# DIRECTIONS FOR THIS TASK:
Retype only what runs from the line that contains "Extract the chart's" through the last line of the listing below, both lines included.

-- START DATA SHOWN --

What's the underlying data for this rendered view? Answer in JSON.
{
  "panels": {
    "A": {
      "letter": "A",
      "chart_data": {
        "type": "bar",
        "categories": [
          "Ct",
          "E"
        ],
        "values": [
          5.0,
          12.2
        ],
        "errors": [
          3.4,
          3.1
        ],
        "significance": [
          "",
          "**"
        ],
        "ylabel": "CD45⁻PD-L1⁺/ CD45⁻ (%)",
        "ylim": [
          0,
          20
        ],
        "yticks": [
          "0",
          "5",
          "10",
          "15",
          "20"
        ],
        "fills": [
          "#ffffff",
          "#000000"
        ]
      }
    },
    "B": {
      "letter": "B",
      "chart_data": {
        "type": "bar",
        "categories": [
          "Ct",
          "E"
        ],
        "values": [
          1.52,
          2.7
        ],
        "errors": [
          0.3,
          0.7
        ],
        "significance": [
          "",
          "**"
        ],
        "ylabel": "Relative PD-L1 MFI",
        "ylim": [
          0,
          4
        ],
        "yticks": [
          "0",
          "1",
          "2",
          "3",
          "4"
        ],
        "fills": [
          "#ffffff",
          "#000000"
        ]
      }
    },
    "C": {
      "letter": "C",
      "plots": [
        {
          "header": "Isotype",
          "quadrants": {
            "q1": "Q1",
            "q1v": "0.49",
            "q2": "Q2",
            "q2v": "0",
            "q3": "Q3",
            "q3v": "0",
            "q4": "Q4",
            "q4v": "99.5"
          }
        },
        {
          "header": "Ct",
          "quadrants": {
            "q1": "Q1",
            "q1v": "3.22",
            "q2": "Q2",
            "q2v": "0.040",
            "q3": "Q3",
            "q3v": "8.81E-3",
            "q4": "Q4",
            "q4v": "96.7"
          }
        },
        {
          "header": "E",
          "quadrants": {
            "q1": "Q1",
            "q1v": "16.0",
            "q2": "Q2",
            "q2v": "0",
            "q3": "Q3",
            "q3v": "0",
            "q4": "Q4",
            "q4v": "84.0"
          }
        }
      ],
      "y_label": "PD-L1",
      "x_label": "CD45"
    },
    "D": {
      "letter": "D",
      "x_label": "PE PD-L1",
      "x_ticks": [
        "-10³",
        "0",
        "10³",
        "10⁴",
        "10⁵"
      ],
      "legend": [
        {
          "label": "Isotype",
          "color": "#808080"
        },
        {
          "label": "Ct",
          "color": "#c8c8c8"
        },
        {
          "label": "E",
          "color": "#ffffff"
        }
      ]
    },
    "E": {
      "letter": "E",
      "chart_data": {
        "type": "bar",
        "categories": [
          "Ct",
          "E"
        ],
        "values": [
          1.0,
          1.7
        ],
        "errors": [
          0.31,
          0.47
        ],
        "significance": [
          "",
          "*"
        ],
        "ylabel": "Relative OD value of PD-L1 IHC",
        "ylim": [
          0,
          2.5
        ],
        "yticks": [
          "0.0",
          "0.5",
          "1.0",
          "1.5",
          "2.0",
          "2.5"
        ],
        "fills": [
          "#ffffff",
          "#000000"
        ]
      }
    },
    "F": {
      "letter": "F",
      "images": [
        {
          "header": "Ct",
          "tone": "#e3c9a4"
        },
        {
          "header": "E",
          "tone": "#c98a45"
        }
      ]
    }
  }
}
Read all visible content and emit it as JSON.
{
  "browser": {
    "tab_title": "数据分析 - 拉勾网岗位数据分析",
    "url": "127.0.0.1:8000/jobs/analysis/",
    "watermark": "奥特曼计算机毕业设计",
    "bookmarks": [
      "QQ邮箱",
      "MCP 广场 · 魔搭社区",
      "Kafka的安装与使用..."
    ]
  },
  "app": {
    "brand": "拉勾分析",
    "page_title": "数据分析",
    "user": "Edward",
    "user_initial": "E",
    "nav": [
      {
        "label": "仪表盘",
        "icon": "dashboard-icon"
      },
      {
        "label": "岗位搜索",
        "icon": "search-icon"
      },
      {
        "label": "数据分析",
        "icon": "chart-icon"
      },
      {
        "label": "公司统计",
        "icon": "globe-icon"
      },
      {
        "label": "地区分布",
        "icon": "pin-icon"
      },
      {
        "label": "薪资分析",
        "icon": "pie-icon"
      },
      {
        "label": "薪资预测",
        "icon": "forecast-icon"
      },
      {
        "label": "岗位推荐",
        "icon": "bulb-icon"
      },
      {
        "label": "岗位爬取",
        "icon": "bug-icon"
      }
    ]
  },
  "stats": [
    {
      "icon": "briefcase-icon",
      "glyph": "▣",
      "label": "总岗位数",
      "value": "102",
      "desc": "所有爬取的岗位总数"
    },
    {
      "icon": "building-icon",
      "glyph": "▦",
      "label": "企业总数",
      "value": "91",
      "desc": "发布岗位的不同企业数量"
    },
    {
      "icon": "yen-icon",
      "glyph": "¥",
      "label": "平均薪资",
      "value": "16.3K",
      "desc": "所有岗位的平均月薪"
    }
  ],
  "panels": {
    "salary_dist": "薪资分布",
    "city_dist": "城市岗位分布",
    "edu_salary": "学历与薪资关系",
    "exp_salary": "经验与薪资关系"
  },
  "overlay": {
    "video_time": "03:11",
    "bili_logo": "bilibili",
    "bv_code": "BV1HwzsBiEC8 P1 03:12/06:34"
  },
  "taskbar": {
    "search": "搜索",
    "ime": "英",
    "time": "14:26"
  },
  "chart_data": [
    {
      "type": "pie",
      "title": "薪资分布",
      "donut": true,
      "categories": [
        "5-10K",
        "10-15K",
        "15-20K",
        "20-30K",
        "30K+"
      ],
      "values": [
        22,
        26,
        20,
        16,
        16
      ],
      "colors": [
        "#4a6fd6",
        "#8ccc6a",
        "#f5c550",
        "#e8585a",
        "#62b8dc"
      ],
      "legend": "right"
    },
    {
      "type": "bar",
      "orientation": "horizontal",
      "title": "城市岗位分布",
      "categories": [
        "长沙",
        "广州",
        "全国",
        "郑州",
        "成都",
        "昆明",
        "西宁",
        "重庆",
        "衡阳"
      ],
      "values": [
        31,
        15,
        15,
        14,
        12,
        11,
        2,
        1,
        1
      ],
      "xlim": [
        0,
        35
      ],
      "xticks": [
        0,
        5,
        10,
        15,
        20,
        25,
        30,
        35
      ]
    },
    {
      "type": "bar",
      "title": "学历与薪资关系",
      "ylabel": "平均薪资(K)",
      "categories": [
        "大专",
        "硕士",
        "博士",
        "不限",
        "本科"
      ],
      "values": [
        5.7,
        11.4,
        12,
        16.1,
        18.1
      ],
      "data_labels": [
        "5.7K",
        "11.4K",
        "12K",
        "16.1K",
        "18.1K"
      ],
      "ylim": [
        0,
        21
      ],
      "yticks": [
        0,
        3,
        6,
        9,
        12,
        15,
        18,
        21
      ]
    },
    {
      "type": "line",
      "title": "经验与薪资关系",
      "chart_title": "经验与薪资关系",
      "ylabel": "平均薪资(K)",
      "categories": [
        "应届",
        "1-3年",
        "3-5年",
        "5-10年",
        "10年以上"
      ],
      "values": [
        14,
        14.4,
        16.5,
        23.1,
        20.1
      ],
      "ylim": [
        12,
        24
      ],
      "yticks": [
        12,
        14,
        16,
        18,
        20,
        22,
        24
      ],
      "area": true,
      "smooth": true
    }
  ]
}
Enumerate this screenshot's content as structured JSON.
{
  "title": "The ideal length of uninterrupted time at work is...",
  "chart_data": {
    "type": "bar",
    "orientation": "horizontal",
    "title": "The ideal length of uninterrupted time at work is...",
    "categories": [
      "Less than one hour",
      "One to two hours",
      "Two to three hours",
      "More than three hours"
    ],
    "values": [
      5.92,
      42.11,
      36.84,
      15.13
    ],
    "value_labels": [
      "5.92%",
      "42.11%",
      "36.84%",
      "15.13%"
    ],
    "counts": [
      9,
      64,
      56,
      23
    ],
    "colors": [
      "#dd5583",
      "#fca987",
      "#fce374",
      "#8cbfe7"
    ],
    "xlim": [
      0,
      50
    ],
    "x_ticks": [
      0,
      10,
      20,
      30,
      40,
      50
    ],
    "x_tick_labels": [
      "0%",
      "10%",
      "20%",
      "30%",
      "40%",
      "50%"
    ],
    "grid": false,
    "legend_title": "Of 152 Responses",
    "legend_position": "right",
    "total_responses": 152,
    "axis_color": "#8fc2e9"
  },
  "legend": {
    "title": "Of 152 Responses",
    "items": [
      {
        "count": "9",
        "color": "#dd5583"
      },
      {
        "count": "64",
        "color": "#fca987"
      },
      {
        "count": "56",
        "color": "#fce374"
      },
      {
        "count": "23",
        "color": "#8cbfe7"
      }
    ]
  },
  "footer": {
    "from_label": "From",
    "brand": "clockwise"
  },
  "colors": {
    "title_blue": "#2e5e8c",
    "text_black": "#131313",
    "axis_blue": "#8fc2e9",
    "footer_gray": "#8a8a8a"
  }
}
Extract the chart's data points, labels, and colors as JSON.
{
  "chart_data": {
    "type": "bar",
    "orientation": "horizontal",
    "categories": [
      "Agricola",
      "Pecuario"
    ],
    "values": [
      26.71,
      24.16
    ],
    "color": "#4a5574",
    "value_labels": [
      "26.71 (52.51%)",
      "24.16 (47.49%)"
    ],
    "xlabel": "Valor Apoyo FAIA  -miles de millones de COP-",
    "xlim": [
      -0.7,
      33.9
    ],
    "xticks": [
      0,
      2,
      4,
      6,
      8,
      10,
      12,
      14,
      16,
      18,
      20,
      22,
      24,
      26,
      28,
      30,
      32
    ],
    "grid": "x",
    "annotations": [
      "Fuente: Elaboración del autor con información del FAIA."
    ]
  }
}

-- END DATA SHOWN --

# WRITTEN REPLY:
Extract the chart's data points, labels, and colors as JSON.
{
  "chart_data": {
    "type": "bar",
    "orientation": "horizontal",
    "categories": [
      "Agricola",
      "Pecuario"
    ],
    "values": [
      26.71,
      24.16
    ],
    "color": "#4a5574",
    "value_labels": [
      "26.71 (52.51%)",
      "24.16 (47.49%)"
    ],
    "xlabel": "Valor Apoyo FAIA  -miles de millones de COP-",
    "xlim": [
      -0.7,
      33.9
    ],
    "xticks": [
      0,
      2,
      4,
      6,
      8,
      10,
      12,
      14,
      16,
      18,
      20,
      22,
      24,
      26,
      28,
      30,
      32
    ],
    "grid": "x",
    "annotations": [
      "Fuente: Elaboración del autor con información del FAIA."
    ]
  }
}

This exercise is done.